The entries below need to be written out exactly, with no pictures included.

** start of SUPPLIED DATA **

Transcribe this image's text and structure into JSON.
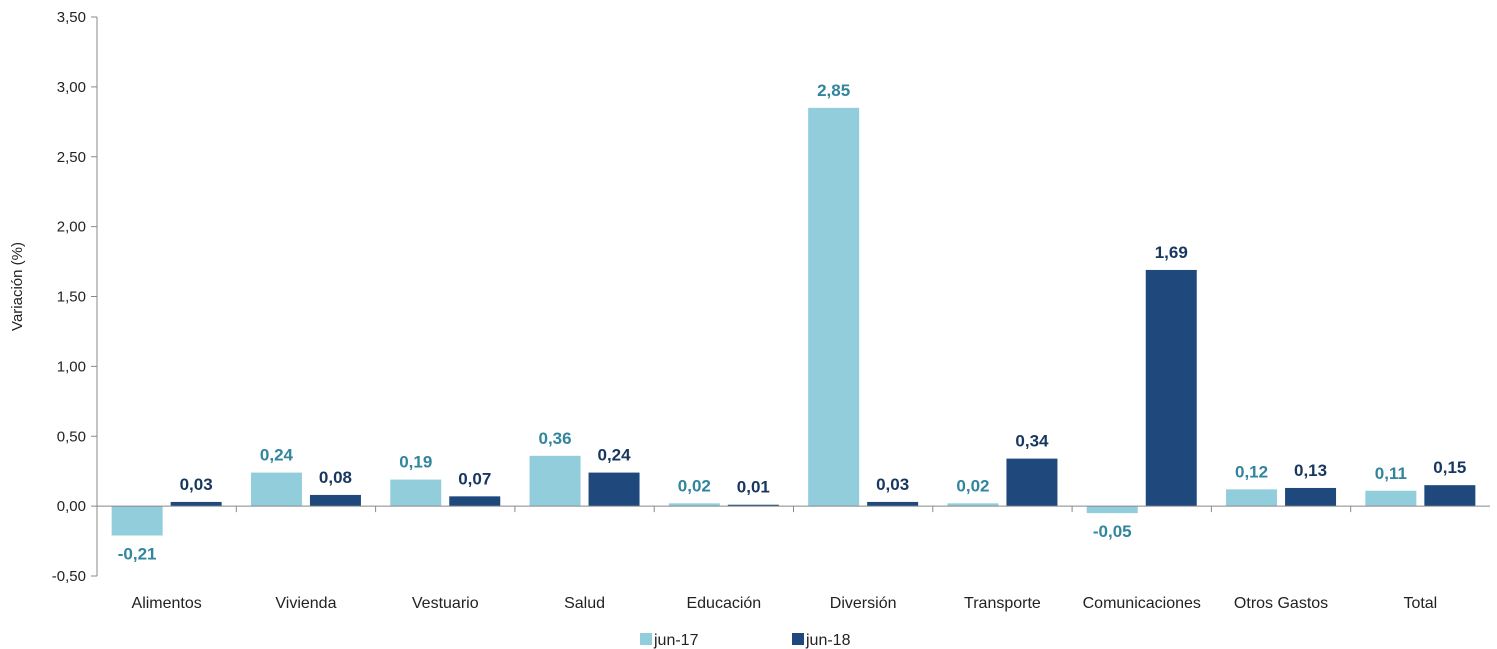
{
  "chart_data": {
    "type": "bar",
    "title": "",
    "xlabel": "",
    "ylabel": "Variación (%)",
    "ylim": [
      -0.5,
      3.5
    ],
    "yticks": [
      "-0,50",
      "0,00",
      "0,50",
      "1,00",
      "1,50",
      "2,00",
      "2,50",
      "3,00",
      "3,50"
    ],
    "ytick_values": [
      -0.5,
      0,
      0.5,
      1,
      1.5,
      2,
      2.5,
      3,
      3.5
    ],
    "categories": [
      "Alimentos",
      "Vivienda",
      "Vestuario",
      "Salud",
      "Educación",
      "Diversión",
      "Transporte",
      "Comunicaciones",
      "Otros Gastos",
      "Total"
    ],
    "series": [
      {
        "name": "jun-17",
        "color": "#92CDDC",
        "label_color": "#31859C",
        "values": [
          -0.21,
          0.24,
          0.19,
          0.36,
          0.02,
          2.85,
          0.02,
          -0.05,
          0.12,
          0.11
        ],
        "labels": [
          "-0,21",
          "0,24",
          "0,19",
          "0,36",
          "0,02",
          "2,85",
          "0,02",
          "-0,05",
          "0,12",
          "0,11"
        ]
      },
      {
        "name": "jun-18",
        "color": "#1F497D",
        "label_color": "#17375E",
        "values": [
          0.03,
          0.08,
          0.07,
          0.24,
          0.01,
          0.03,
          0.34,
          1.69,
          0.13,
          0.15
        ],
        "labels": [
          "0,03",
          "0,08",
          "0,07",
          "0,24",
          "0,01",
          "0,03",
          "0,34",
          "1,69",
          "0,13",
          "0,15"
        ]
      }
    ],
    "grid": false,
    "legend_position": "bottom"
  }
}
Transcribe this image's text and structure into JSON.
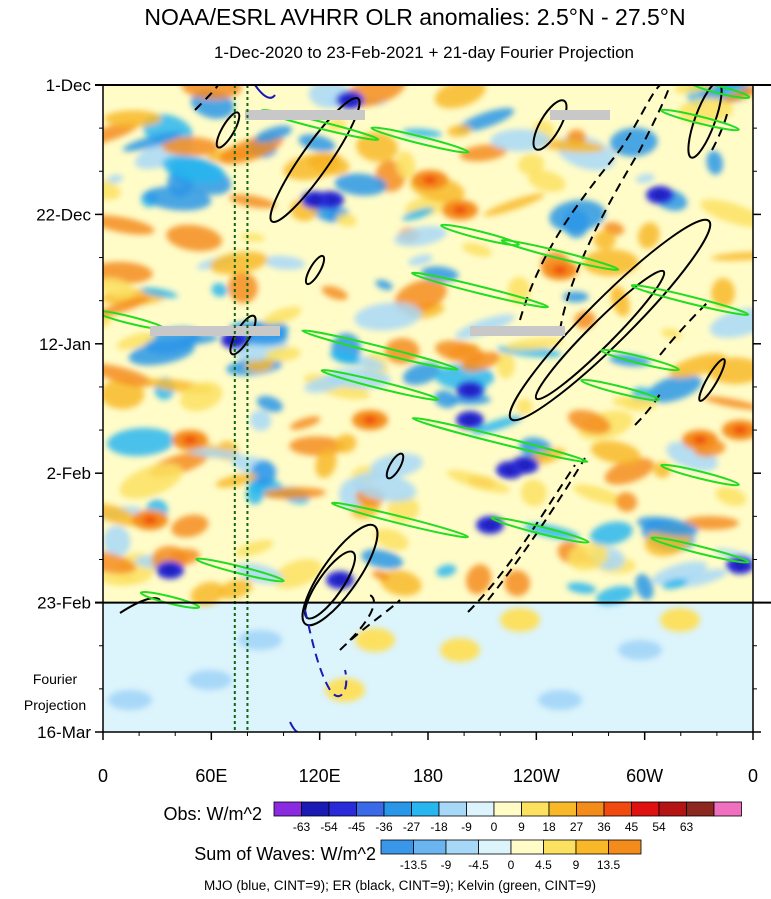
{
  "chart_data": {
    "type": "heatmap",
    "title": "NOAA/ESRL AVHRR OLR anomalies: 2.5°N - 27.5°N",
    "subtitle": "1-Dec-2020 to 23-Feb-2021 + 21-day Fourier Projection",
    "y_ticks": [
      "1-Dec",
      "22-Dec",
      "12-Jan",
      "2-Feb",
      "23-Feb",
      "16-Mar"
    ],
    "y_tick_days": [
      0,
      21,
      42,
      63,
      84,
      105
    ],
    "ylim_days": [
      0,
      105
    ],
    "observed_end_day": 84,
    "x_ticks": [
      "0",
      "60E",
      "120E",
      "180",
      "120W",
      "60W",
      "0"
    ],
    "x_tick_lons": [
      0,
      60,
      120,
      180,
      240,
      300,
      360
    ],
    "xlim_lon": [
      0,
      360
    ],
    "projection_label": [
      "Fourier",
      "Projection"
    ],
    "reference_lons": [
      73,
      80
    ],
    "obs_colorbar": {
      "label": "Obs: W/m^2",
      "ticks": [
        "-63",
        "-54",
        "-45",
        "-36",
        "-27",
        "-18",
        "-9",
        "0",
        "9",
        "18",
        "27",
        "36",
        "45",
        "54",
        "63"
      ],
      "colors": [
        "#8a2be2",
        "#1a1ab4",
        "#2a2ad8",
        "#3a6ae8",
        "#2a96e8",
        "#28b6f0",
        "#a8d8f8",
        "#dcf4fc",
        "#fffcc8",
        "#fce060",
        "#f8b828",
        "#f48c1c",
        "#f04a10",
        "#e01010",
        "#b41414",
        "#8c2820",
        "#f070c0"
      ]
    },
    "waves_colorbar": {
      "label": "Sum of Waves: W/m^2",
      "ticks": [
        "-13.5",
        "-9",
        "-4.5",
        "0",
        "4.5",
        "9",
        "13.5"
      ],
      "colors": [
        "#3a96e8",
        "#6ab4f0",
        "#a8d8f8",
        "#dcf4fc",
        "#fffcc8",
        "#fce060",
        "#f8b828",
        "#f48c1c"
      ]
    },
    "caption": "MJO (blue, CINT=9); ER (black, CINT=9); Kelvin (green, CINT=9)",
    "series": [
      {
        "name": "MJO",
        "color": "#1a1ab4"
      },
      {
        "name": "ER",
        "color": "#000000"
      },
      {
        "name": "Kelvin",
        "color": "#22dd22"
      }
    ]
  }
}
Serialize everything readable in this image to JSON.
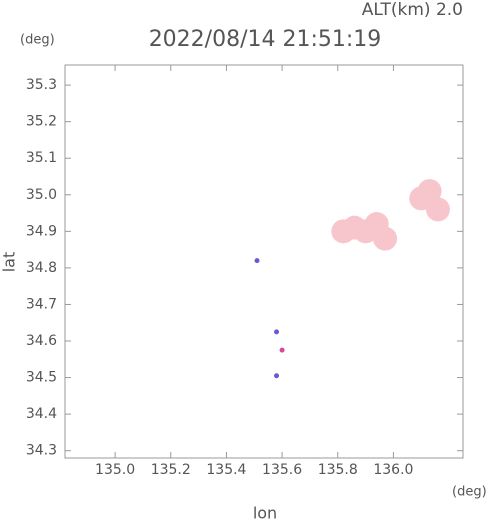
{
  "alt_label": "ALT(km) 2.0",
  "chart_data": {
    "type": "scatter",
    "title": "2022/08/14 21:51:19",
    "x_label": "lon",
    "y_label": "lat",
    "x_unit": "(deg)",
    "y_unit": "(deg)",
    "xlim": [
      134.82,
      136.25
    ],
    "ylim": [
      34.28,
      35.355
    ],
    "xticks": [
      {
        "value": 135.0,
        "label": "135.0"
      },
      135.2,
      135.4,
      135.6,
      135.8,
      {
        "value": 136.0,
        "label": "136.0"
      }
    ],
    "yticks": [
      34.3,
      34.4,
      34.5,
      34.6,
      34.7,
      34.8,
      {
        "value": 34.9,
        "label": "34.9"
      },
      {
        "value": 35.0,
        "label": "35.0"
      },
      35.1,
      35.2,
      35.3
    ],
    "series": [
      {
        "color": "#f7c6cc",
        "x": [
          135.82,
          135.86,
          135.9,
          135.94,
          135.97,
          136.1,
          136.13,
          136.16
        ],
        "values": [
          34.9,
          34.91,
          34.9,
          34.92,
          34.88,
          34.99,
          35.01,
          34.96
        ]
      },
      {
        "color": "#d6489a",
        "x": [
          135.6
        ],
        "values": [
          34.575
        ]
      },
      {
        "color": "#6a5acd",
        "x": [
          135.51,
          135.58,
          135.58
        ],
        "values": [
          34.82,
          34.625,
          34.505
        ]
      }
    ]
  }
}
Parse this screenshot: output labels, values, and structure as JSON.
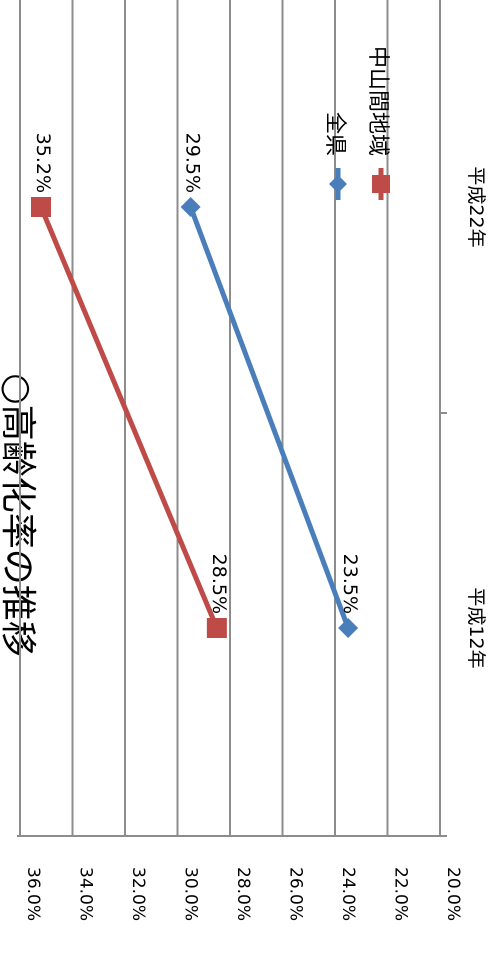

** end of SUPPLIED DATA **

**REPLY**
Transcribe this image's text and structure into JSON.
{
  "chart_data": {
    "type": "bar",
    "title": "",
    "xlabel": "",
    "ylabel": "Variación (%)",
    "ylim": [
      -0.5,
      3.5
    ],
    "yticks": [
      "-0,50",
      "0,00",
      "0,50",
      "1,00",
      "1,50",
      "2,00",
      "2,50",
      "3,00",
      "3,50"
    ],
    "ytick_values": [
      -0.5,
      0,
      0.5,
      1,
      1.5,
      2,
      2.5,
      3,
      3.5
    ],
    "categories": [
      "Alimentos",
      "Vivienda",
      "Vestuario",
      "Salud",
      "Educación",
      "Diversión",
      "Transporte",
      "Comunicaciones",
      "Otros Gastos",
      "Total"
    ],
    "series": [
      {
        "name": "jun-17",
        "color": "#92CDDC",
        "label_color": "#31859C",
        "values": [
          -0.21,
          0.24,
          0.19,
          0.36,
          0.02,
          2.85,
          0.02,
          -0.05,
          0.12,
          0.11
        ],
        "labels": [
          "-0,21",
          "0,24",
          "0,19",
          "0,36",
          "0,02",
          "2,85",
          "0,02",
          "-0,05",
          "0,12",
          "0,11"
        ]
      },
      {
        "name": "jun-18",
        "color": "#1F497D",
        "label_color": "#17375E",
        "values": [
          0.03,
          0.08,
          0.07,
          0.24,
          0.01,
          0.03,
          0.34,
          1.69,
          0.13,
          0.15
        ],
        "labels": [
          "0,03",
          "0,08",
          "0,07",
          "0,24",
          "0,01",
          "0,03",
          "0,34",
          "1,69",
          "0,13",
          "0,15"
        ]
      }
    ],
    "grid": false,
    "legend_position": "bottom"
  }
}
Transcribe this image's text and structure into JSON.
{
  "chart_data": {
    "type": "heatmap",
    "title": "NOAA/ESRL AVHRR OLR anomalies: 2.5°N - 27.5°N",
    "subtitle": "1-Dec-2020 to 23-Feb-2021 + 21-day Fourier Projection",
    "y_ticks": [
      "1-Dec",
      "22-Dec",
      "12-Jan",
      "2-Feb",
      "23-Feb",
      "16-Mar"
    ],
    "y_tick_days": [
      0,
      21,
      42,
      63,
      84,
      105
    ],
    "ylim_days": [
      0,
      105
    ],
    "observed_end_day": 84,
    "x_ticks": [
      "0",
      "60E",
      "120E",
      "180",
      "120W",
      "60W",
      "0"
    ],
    "x_tick_lons": [
      0,
      60,
      120,
      180,
      240,
      300,
      360
    ],
    "xlim_lon": [
      0,
      360
    ],
    "projection_label": [
      "Fourier",
      "Projection"
    ],
    "reference_lons": [
      73,
      80
    ],
    "obs_colorbar": {
      "label": "Obs: W/m^2",
      "ticks": [
        "-63",
        "-54",
        "-45",
        "-36",
        "-27",
        "-18",
        "-9",
        "0",
        "9",
        "18",
        "27",
        "36",
        "45",
        "54",
        "63"
      ],
      "colors": [
        "#8a2be2",
        "#1a1ab4",
        "#2a2ad8",
        "#3a6ae8",
        "#2a96e8",
        "#28b6f0",
        "#a8d8f8",
        "#dcf4fc",
        "#fffcc8",
        "#fce060",
        "#f8b828",
        "#f48c1c",
        "#f04a10",
        "#e01010",
        "#b41414",
        "#8c2820",
        "#f070c0"
      ]
    },
    "waves_colorbar": {
      "label": "Sum of Waves: W/m^2",
      "ticks": [
        "-13.5",
        "-9",
        "-4.5",
        "0",
        "4.5",
        "9",
        "13.5"
      ],
      "colors": [
        "#3a96e8",
        "#6ab4f0",
        "#a8d8f8",
        "#dcf4fc",
        "#fffcc8",
        "#fce060",
        "#f8b828",
        "#f48c1c"
      ]
    },
    "caption": "MJO (blue, CINT=9); ER (black, CINT=9); Kelvin (green, CINT=9)",
    "series": [
      {
        "name": "MJO",
        "color": "#1a1ab4"
      },
      {
        "name": "ER",
        "color": "#000000"
      },
      {
        "name": "Kelvin",
        "color": "#22dd22"
      }
    ]
  }
}
Serialize everything readable in this image to JSON.
{
  "alt_label": "ALT(km) 2.0",
  "chart_data": {
    "type": "scatter",
    "title": "2022/08/14 21:51:19",
    "x_label": "lon",
    "y_label": "lat",
    "x_unit": "(deg)",
    "y_unit": "(deg)",
    "xlim": [
      134.82,
      136.25
    ],
    "ylim": [
      34.28,
      35.355
    ],
    "xticks": [
      {
        "value": 135.0,
        "label": "135.0"
      },
      135.2,
      135.4,
      135.6,
      135.8,
      {
        "value": 136.0,
        "label": "136.0"
      }
    ],
    "yticks": [
      34.3,
      34.4,
      34.5,
      34.6,
      34.7,
      34.8,
      {
        "value": 34.9,
        "label": "34.9"
      },
      {
        "value": 35.0,
        "label": "35.0"
      },
      35.1,
      35.2,
      35.3
    ],
    "series": [
      {
        "color": "#f7c6cc",
        "x": [
          135.82,
          135.86,
          135.9,
          135.94,
          135.97,
          136.1,
          136.13,
          136.16
        ],
        "values": [
          34.9,
          34.91,
          34.9,
          34.92,
          34.88,
          34.99,
          35.01,
          34.96
        ]
      },
      {
        "color": "#d6489a",
        "x": [
          135.6
        ],
        "values": [
          34.575
        ]
      },
      {
        "color": "#6a5acd",
        "x": [
          135.51,
          135.58,
          135.58
        ],
        "values": [
          34.82,
          34.625,
          34.505
        ]
      }
    ]
  }
}
Parse this screenshot: output labels, values, and structure as JSON.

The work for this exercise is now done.